(Items from a data source)
* Begin *
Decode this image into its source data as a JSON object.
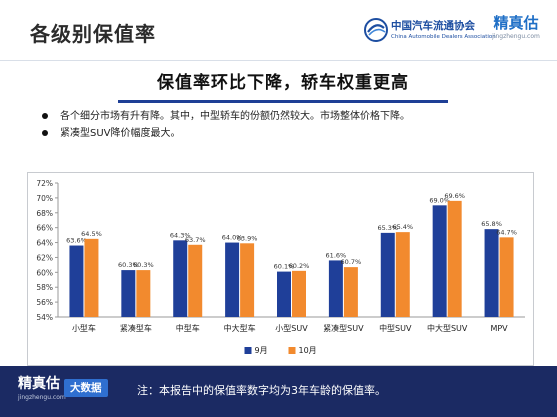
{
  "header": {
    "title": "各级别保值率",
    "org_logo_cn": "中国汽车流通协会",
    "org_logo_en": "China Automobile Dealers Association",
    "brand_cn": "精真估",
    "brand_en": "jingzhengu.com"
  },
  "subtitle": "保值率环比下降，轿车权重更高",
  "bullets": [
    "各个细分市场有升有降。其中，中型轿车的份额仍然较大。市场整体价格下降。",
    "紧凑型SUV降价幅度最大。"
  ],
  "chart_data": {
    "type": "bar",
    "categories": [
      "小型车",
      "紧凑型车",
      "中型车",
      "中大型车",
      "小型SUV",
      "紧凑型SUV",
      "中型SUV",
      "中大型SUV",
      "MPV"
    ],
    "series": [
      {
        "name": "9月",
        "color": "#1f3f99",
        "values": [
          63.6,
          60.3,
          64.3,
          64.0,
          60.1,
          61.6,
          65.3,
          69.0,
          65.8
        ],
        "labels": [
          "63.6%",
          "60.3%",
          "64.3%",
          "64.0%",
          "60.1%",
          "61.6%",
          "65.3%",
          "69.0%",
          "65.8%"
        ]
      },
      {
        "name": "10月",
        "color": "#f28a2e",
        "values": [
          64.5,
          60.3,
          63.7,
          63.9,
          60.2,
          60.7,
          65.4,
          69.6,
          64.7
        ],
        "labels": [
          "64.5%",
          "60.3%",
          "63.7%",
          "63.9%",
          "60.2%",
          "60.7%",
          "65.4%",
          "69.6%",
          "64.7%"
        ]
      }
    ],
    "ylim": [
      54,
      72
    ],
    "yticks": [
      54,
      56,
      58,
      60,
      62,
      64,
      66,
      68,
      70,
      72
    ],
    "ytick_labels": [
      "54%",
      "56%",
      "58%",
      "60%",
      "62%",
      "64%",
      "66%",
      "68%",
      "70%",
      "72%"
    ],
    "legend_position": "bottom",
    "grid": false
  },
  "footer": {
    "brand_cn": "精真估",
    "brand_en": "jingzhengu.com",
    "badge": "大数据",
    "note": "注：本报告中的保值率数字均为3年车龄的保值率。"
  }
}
* End *
> [Task objective]
Go through the listing above and report how many of its lines contain the word "jingzhengu", with only the number as output.

> [Solution to the problem]
2